- [Problem description] Extract each line containing the string "sales".
[Data provided start]
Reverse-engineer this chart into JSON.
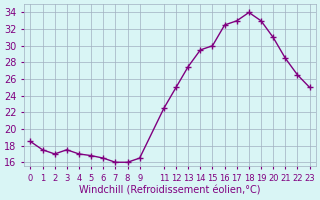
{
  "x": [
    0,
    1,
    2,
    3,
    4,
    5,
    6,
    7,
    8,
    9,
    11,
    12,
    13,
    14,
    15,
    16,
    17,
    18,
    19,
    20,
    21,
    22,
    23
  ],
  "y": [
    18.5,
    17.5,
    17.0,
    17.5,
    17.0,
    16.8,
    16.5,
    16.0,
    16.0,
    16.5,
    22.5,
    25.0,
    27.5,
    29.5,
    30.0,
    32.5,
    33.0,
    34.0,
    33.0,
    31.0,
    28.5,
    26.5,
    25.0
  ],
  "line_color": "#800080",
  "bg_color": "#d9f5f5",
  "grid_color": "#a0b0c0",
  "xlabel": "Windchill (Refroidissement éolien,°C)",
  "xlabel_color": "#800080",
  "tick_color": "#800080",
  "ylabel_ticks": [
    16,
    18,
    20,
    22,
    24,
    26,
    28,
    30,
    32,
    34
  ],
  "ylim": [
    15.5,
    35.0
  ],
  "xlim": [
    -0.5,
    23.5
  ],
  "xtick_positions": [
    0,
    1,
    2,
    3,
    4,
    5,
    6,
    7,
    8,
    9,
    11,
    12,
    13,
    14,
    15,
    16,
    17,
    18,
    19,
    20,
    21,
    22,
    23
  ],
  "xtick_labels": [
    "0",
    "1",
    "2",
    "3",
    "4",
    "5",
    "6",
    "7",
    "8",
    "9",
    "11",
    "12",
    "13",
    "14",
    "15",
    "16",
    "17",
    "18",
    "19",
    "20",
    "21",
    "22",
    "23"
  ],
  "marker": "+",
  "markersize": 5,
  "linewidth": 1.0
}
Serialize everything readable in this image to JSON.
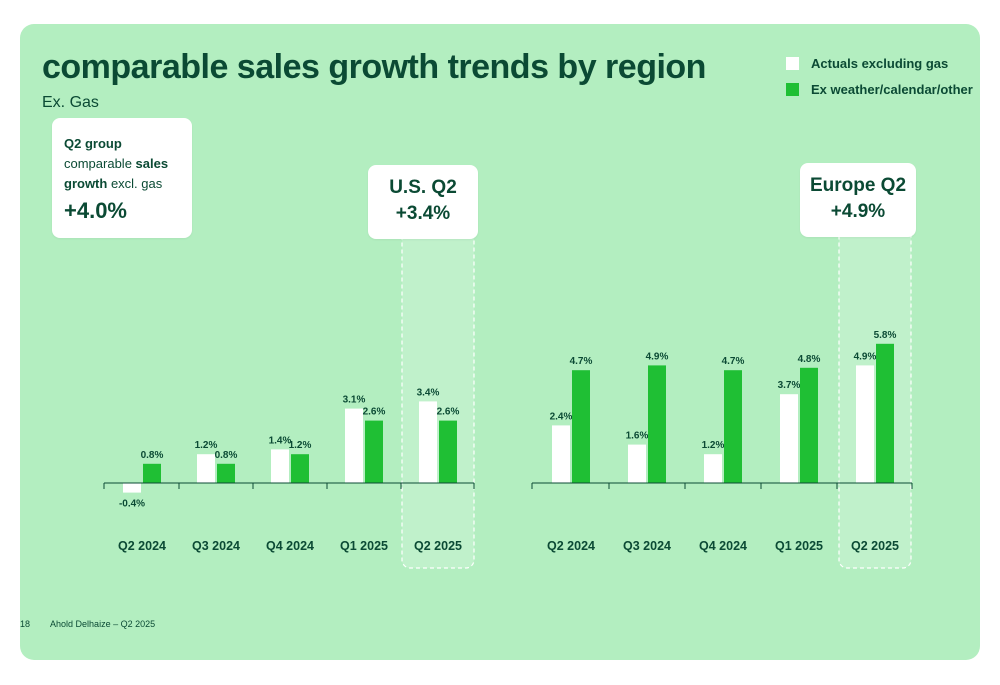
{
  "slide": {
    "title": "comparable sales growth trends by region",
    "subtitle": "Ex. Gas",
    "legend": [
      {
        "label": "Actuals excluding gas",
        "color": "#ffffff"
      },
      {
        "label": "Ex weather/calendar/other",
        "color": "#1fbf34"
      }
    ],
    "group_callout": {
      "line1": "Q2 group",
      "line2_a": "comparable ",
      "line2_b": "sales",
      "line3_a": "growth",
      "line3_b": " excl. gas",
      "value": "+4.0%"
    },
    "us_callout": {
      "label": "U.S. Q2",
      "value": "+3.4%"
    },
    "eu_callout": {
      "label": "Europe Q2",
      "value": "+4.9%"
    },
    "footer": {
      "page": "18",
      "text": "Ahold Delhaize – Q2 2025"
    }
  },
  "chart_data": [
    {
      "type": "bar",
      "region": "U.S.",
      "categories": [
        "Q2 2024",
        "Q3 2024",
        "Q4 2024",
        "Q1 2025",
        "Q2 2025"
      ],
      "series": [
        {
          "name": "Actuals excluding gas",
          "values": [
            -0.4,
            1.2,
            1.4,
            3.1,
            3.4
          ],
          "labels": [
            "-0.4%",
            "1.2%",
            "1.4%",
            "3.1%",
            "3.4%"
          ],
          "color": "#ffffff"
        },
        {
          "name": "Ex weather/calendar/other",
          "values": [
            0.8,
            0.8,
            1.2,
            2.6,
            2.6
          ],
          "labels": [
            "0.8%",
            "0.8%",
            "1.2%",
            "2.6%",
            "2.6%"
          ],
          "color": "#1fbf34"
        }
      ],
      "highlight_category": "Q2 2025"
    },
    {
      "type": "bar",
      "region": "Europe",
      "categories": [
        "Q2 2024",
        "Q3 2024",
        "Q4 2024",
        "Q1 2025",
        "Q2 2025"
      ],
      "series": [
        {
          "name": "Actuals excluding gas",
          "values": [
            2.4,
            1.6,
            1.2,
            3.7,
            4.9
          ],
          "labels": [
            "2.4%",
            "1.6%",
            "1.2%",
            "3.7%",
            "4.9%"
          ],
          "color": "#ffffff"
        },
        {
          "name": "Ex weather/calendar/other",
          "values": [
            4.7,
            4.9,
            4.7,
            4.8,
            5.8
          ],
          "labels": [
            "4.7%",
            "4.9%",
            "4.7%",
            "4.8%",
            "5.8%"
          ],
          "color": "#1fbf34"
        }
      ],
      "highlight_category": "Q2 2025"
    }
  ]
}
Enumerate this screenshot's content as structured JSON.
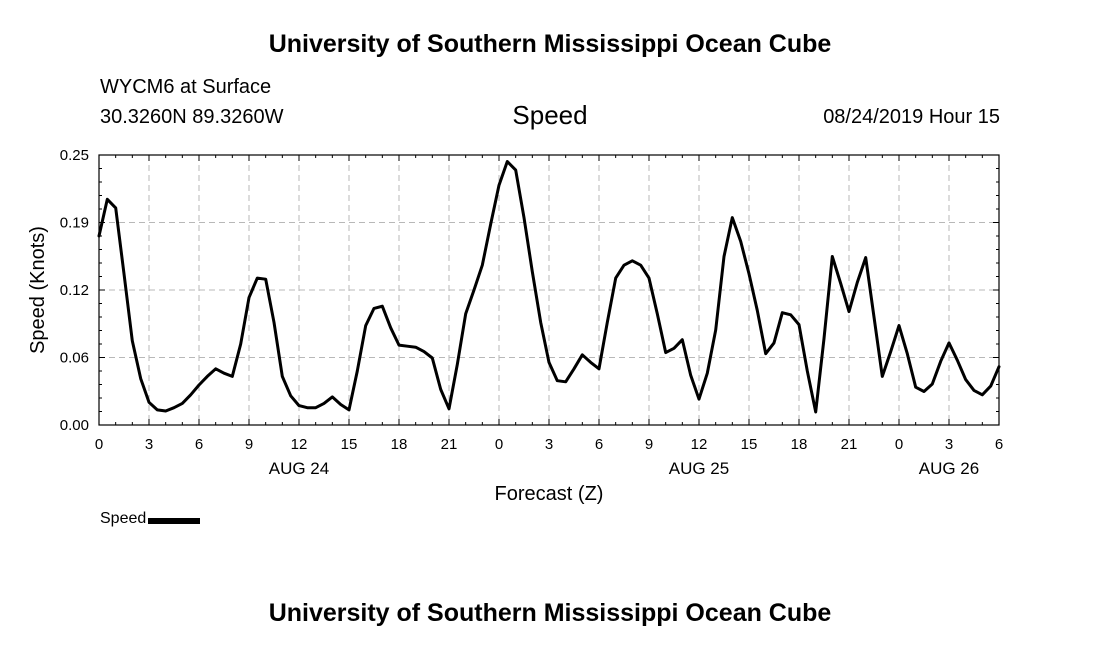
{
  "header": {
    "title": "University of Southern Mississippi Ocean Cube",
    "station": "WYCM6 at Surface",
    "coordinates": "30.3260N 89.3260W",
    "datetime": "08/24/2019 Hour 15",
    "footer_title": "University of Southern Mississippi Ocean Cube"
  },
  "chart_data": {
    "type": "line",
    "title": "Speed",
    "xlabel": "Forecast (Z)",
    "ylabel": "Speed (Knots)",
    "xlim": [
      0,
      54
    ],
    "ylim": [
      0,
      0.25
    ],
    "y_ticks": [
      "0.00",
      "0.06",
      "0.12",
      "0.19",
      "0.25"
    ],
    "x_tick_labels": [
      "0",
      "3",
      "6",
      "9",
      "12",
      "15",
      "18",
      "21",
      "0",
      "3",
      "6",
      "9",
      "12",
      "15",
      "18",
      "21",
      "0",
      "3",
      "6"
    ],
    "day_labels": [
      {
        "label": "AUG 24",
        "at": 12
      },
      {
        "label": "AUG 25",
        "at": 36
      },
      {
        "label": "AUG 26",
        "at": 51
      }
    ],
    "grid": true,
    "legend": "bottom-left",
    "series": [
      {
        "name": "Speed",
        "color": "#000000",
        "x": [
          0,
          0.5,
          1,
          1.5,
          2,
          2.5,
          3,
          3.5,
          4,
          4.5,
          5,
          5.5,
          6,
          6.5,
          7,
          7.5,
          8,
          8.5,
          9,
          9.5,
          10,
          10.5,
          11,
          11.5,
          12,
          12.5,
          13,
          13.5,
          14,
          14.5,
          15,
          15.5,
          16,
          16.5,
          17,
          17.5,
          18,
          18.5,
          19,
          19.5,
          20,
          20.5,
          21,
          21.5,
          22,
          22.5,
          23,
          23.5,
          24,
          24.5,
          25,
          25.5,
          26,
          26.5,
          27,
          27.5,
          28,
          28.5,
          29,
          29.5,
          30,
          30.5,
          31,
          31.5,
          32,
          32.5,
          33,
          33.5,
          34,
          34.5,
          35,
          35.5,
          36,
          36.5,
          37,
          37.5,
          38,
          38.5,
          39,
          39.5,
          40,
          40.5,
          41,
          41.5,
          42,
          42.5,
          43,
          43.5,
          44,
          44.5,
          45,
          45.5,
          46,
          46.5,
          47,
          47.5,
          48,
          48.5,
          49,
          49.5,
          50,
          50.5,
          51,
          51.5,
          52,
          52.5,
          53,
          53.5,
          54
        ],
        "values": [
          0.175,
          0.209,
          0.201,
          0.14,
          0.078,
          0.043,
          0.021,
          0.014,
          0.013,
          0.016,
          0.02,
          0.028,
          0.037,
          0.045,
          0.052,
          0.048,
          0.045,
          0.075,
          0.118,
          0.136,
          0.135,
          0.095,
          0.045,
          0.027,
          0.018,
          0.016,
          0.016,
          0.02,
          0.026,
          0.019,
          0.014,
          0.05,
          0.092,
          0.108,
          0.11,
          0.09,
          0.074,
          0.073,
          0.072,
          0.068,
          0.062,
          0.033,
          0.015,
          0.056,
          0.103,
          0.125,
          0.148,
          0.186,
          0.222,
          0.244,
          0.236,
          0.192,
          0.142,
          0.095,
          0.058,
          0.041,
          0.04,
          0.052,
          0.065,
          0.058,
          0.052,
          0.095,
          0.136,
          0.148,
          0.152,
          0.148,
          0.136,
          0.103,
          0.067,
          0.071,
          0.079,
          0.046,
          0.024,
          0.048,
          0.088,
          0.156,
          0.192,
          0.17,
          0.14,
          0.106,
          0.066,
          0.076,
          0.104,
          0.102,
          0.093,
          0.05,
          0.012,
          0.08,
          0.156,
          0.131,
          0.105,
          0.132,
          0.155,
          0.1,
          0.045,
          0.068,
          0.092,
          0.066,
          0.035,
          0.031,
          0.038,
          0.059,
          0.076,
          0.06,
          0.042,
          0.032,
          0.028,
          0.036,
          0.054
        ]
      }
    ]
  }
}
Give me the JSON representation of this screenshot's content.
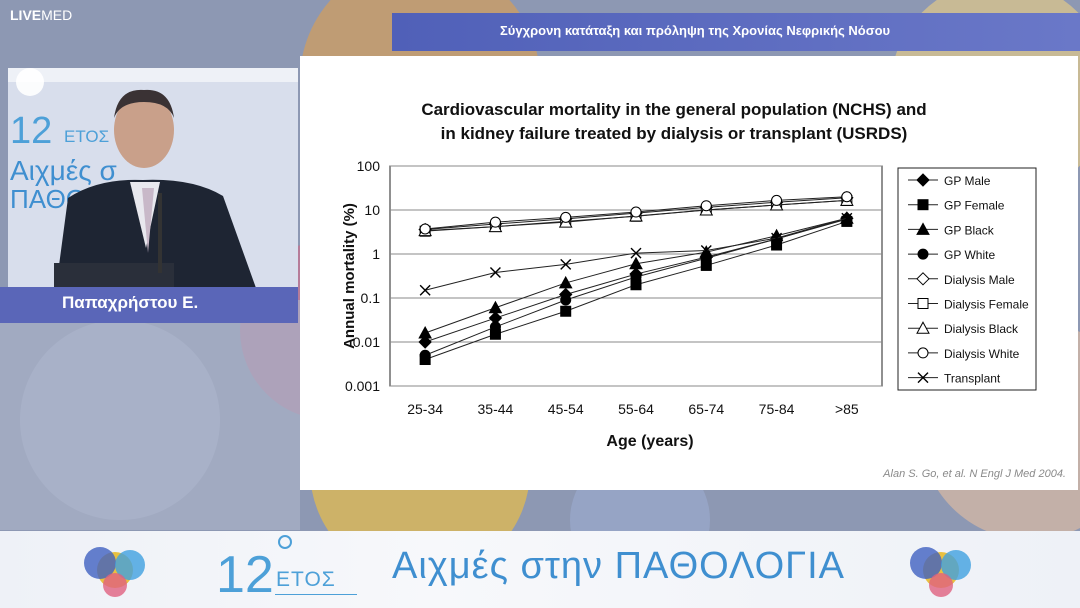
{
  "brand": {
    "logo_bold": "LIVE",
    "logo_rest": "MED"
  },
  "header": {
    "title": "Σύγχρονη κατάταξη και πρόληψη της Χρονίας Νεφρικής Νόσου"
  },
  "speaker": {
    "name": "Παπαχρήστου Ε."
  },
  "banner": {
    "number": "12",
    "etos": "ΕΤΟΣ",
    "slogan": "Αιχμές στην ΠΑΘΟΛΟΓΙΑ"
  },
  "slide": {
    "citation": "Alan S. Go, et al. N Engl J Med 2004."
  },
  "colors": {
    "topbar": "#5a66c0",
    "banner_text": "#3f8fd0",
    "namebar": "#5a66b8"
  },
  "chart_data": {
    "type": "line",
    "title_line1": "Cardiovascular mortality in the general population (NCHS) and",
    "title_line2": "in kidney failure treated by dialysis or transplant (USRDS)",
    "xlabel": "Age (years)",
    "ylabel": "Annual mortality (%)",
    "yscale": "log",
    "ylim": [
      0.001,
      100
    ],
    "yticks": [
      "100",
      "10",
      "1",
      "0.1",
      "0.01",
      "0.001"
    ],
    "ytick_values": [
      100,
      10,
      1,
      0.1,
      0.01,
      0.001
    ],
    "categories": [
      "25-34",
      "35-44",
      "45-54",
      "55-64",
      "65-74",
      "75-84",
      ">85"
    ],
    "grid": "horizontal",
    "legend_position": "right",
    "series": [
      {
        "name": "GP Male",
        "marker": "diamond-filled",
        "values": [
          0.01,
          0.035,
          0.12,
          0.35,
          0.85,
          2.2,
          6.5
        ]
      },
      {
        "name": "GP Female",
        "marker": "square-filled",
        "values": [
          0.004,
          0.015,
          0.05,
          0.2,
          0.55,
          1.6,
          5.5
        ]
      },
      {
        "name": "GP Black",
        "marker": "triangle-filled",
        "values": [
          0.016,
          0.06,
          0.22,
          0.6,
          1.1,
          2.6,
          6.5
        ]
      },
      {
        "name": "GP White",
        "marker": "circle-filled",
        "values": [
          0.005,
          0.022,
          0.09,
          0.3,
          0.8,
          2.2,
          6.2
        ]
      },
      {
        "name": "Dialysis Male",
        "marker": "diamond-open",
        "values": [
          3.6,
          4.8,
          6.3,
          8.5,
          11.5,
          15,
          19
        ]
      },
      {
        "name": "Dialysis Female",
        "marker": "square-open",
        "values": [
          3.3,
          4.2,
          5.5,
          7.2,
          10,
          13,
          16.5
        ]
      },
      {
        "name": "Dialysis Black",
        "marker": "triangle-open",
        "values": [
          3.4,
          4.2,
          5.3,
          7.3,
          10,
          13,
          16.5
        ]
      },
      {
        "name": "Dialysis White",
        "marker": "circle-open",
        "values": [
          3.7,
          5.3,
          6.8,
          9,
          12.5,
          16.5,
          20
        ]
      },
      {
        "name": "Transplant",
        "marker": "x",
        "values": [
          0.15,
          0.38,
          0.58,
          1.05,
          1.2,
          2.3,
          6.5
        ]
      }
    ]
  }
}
[Data provided end]
- [Written response]
    "title": "comparable sales growth trends by region",
      "line2_b": "sales",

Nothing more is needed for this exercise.